- **Text shown**:

++++++++

Improved usage statistics for RePEc

August 6, 2010

Usage statistics for RePEc services are collected by LogEc. Producing meaningful statistics for accesses to web servers is a difficult task, especially so since we are merging data from several different sites. Rather than just counting the number of times a page or file is accessed (by a human or a piece of software indexing the web) the goal is to get as close as possible to a measure of the number of people showing an interest in a paper by reading the abstract page or downloading the full text file.

We have always been applying very strict criteria for what should be counted as a download or abstract view but over time it has become clear that the simple filtering for robots and removal of double clicks is not enough. Many new practices has developed on the web, some for a good purpose, some for a more questionable purpose. There are spam-bots, referer spamming (a stupid idea if there ever was one), anti-malware software that checks links on a webpage and warn users about dangerous links and much, much more that should not be counted. And, yes, there appears to be the occasional attempt to manipulate the statistics.

Starting from July 2010 we apply an additional set of heuristics to filter out these accesses. In conjunction with this we have also recalculated the statistics going back to January 2008. The overall effect is relatively small but there are substantial reductions in the number of accesses for a small number of papers.

More information at LogEc.


RePEc Author Service reaches major mark

August 4, 2010

The RePEc Author Service has just welcomed the 25,000th author! This service allows economists to build an online profile with all the works they have authored and that are listed in RePEc. A part from having this profile displayed and linked to from individual works on RePEc services like EconPapers and IDEAS, this allows authors to obtain monthly statistics about the popularity of their works, along with new citations discovered by the CitEc project. Collected data is also used to computed various rankings. Note that the 25,000 count only includes registered people who have at least one work listed in the profile. There are about 7,000 other registrations with empty profiles from people who have either overlooked this feature or not yet published some works. A listing of all registered authors is available on EconPapers and IDEAS.

RePEc currently lists 940,000 works from close to 3000 working paper series and 1150 journals, among others, contributed by over 1200 archives. It has become the standard bibliographic database in Economics, with RePEc services recording the 50 millionth download during July 2010. All RePEc activities are driven by volunteers as RePEc is not funded.

++++++++

- **Data supplied**:
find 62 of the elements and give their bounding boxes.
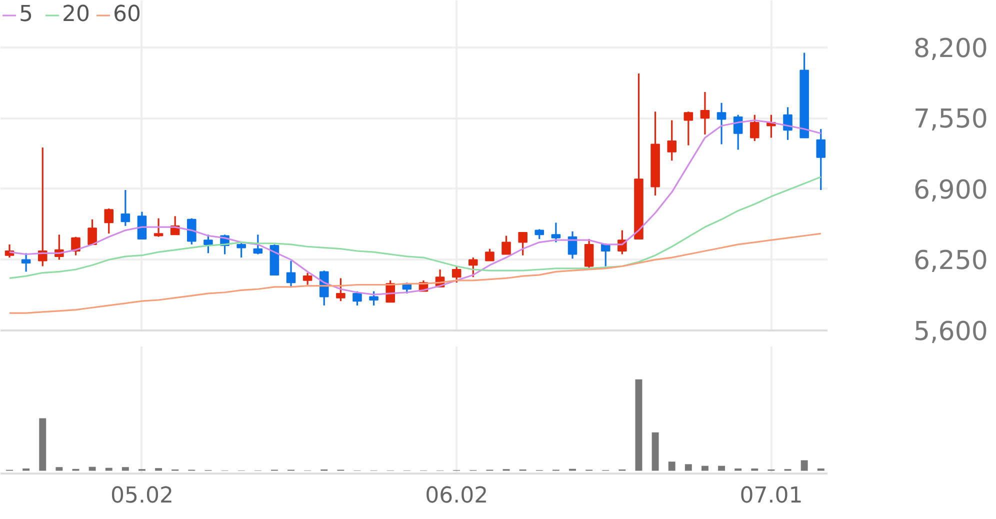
candlestick [286,260,296,288]
bar [652,432,659,471]
candlestick [750,114,760,142]
y-tick-label: 8,200 [914,34,988,64]
candlestick [700,91,710,136]
bar [105,468,112,471]
bar [635,379,642,471]
candlestick [502,234,511,256]
line-series [8,232,822,314]
candlestick [71,236,80,256]
line-series [8,176,822,280]
legend-label: 5 [19,2,34,27]
bar [22,468,30,471]
candlestick [667,120,676,162]
y-tick-label: 5,600 [914,317,988,347]
bar [39,418,46,471]
candlestick [518,232,528,256]
candlestick [336,277,346,302]
bar [155,468,162,471]
candlestick [584,238,594,270]
y-tick-label: 7,550 [914,104,988,135]
candlestick [302,272,312,286]
bar [56,467,63,471]
candlestick [104,208,114,234]
bar [88,466,96,471]
candlestick [88,218,97,246]
y-tick-label: 6,900 [914,175,988,206]
x-tick-label: 07.01 [740,484,803,508]
bar [817,468,824,471]
candlestick [716,102,726,146]
candlestick [534,228,544,240]
candlestick [816,128,826,191]
candlestick [684,110,694,146]
candlestick [137,210,147,240]
x-tick-label: 05.02 [110,484,174,508]
candlestick [468,256,478,278]
candlestick [38,146,48,268]
bar [684,464,692,471]
candlestick [568,230,578,260]
candlestick [253,234,263,256]
candlestick [204,234,213,254]
candlestick [154,218,164,238]
legend-label: 60 [113,2,141,27]
bar [751,468,758,471]
legend-label: 20 [62,2,90,27]
bar [734,468,742,471]
candlestick [21,252,31,272]
bar [668,462,676,471]
bar [718,466,726,471]
bar [122,467,129,471]
candlestick [369,290,378,306]
candlestick [485,248,494,262]
candlestick [551,222,561,244]
y-tick-label: 6,250 [914,246,988,276]
x-tick-label: 06.02 [425,484,488,508]
candlestick [236,241,246,258]
bar [701,466,708,471]
bar [800,460,808,471]
candlestick [120,189,130,227]
candlestick [783,106,792,141]
candlestick [187,218,196,246]
candlestick [452,265,462,284]
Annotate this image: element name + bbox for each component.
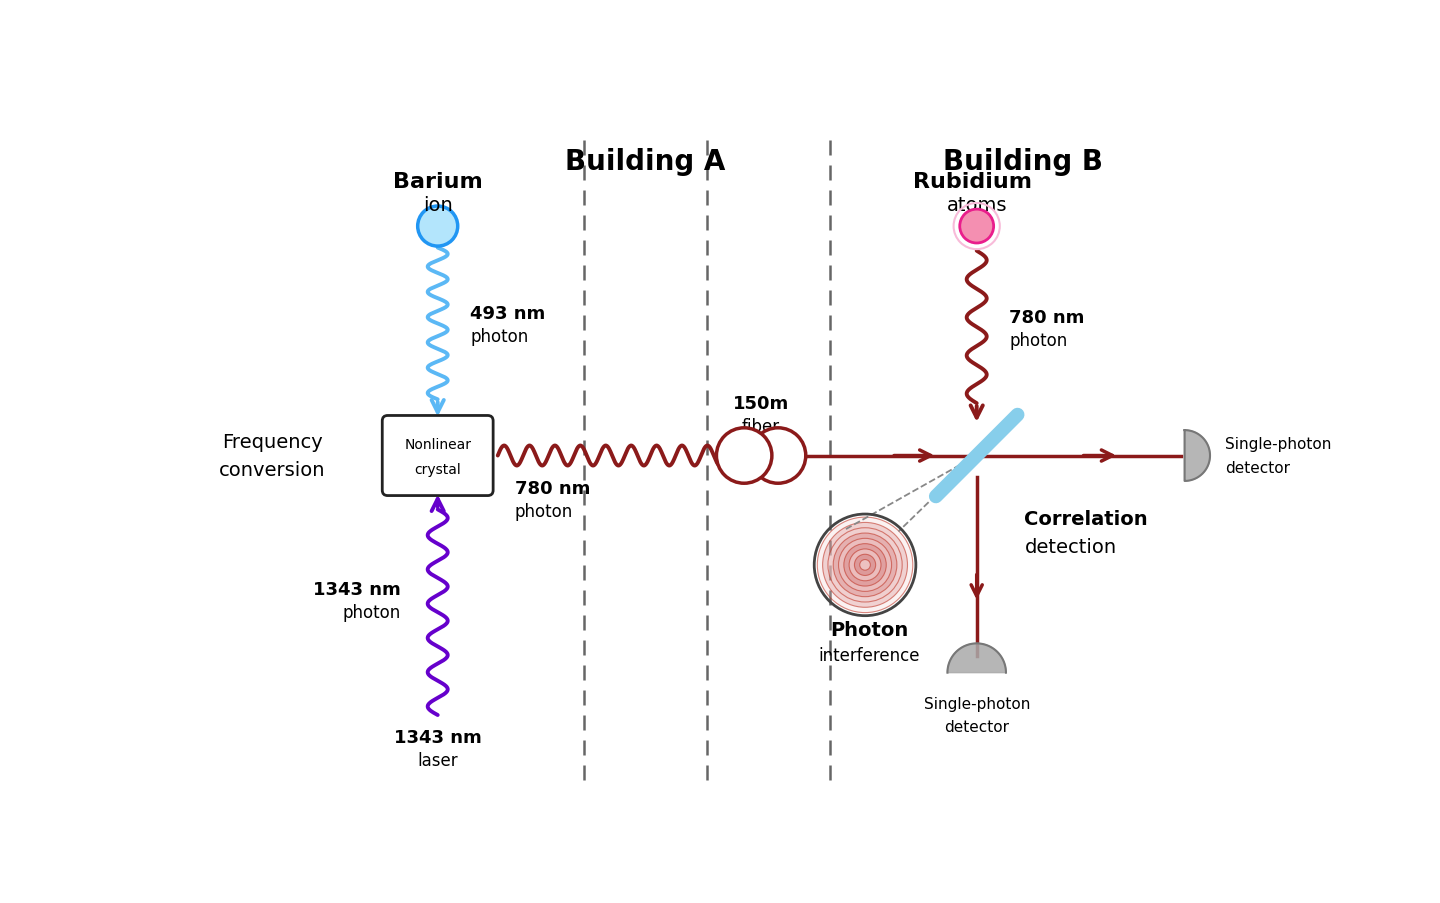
FancyBboxPatch shape [382,416,492,496]
Circle shape [850,549,881,582]
Circle shape [828,528,903,602]
Circle shape [844,544,886,586]
Text: 780 nm: 780 nm [514,479,590,498]
Text: Rubidium: Rubidium [913,172,1032,192]
Text: Frequency: Frequency [222,433,323,452]
Text: atoms: atoms [946,196,1007,215]
Text: photon: photon [469,328,528,346]
Text: fiber: fiber [742,418,780,436]
Text: conversion: conversion [219,461,325,479]
Text: detector: detector [1224,461,1290,476]
Text: Photon: Photon [829,620,909,639]
Text: 150m: 150m [733,395,789,413]
Text: Building A: Building A [566,147,726,175]
Circle shape [822,523,907,608]
Text: Single-photon: Single-photon [1224,436,1331,452]
Circle shape [854,554,876,576]
Text: ion: ion [423,196,452,215]
Text: Building B: Building B [943,147,1103,175]
Text: 780 nm: 780 nm [1009,309,1084,327]
Text: Correlation: Correlation [1024,509,1148,528]
Text: Barium: Barium [393,172,482,192]
Circle shape [418,207,458,247]
Text: crystal: crystal [415,463,461,477]
Text: photon: photon [1009,331,1067,349]
Circle shape [834,534,897,597]
Circle shape [860,560,870,571]
Text: laser: laser [418,750,458,768]
Text: Nonlinear: Nonlinear [405,437,471,452]
Text: 493 nm: 493 nm [469,304,546,322]
Text: detector: detector [945,720,1009,734]
Text: photon: photon [343,603,400,621]
Text: Single-photon: Single-photon [923,696,1030,712]
Circle shape [959,209,994,244]
Text: photon: photon [514,502,573,520]
Circle shape [818,517,913,613]
Circle shape [717,428,772,484]
Text: interference: interference [818,647,920,665]
Polygon shape [1185,431,1210,481]
Circle shape [838,539,891,591]
Text: 1343 nm: 1343 nm [393,728,481,746]
Circle shape [750,428,806,484]
Text: 1343 nm: 1343 nm [312,580,400,598]
Polygon shape [948,644,1007,673]
Text: detection: detection [1024,537,1116,556]
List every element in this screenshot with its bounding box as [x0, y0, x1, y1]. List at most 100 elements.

++++++++

- **Problem set**:
• 1. Decide whether each statement agrees with the RePEc text: (a) the additional filtering heuristics were applied starting from July 2010; (b) the 25,000 count includes registrations with empty profiles; (c) RePEc receives funding for its activities. Answer yes or no for each, and quote the words of the text that decide it.
• 2. In the listing, reproduce the lines beginning with the line that contains "FancyBboxPatch shape [382,416,492,496]" and continuing through the line that contains "Text: Frequency: Frequency [222,433,323,452]", with both of those lines included.

- **Expected answers**:
• 1.
(a) Yes: "Starting from July 2010 we apply an additional set of heuristics to filter out these accesses."
(b) No: "Note that the 25,000 count only includes registered people who have at least one work listed in the profile."
(c) No: "All RePEc activities are driven by volunteers as RePEc is not funded."

• 2.
FancyBboxPatch shape [382,416,492,496]
Circle shape [850,549,881,582]
Circle shape [828,528,903,602]
Circle shape [844,544,886,586]
Text: 780 nm: 780 nm [514,479,590,498]
Text: Rubidium: Rubidium [913,172,1032,192]
Text: Frequency: Frequency [222,433,323,452]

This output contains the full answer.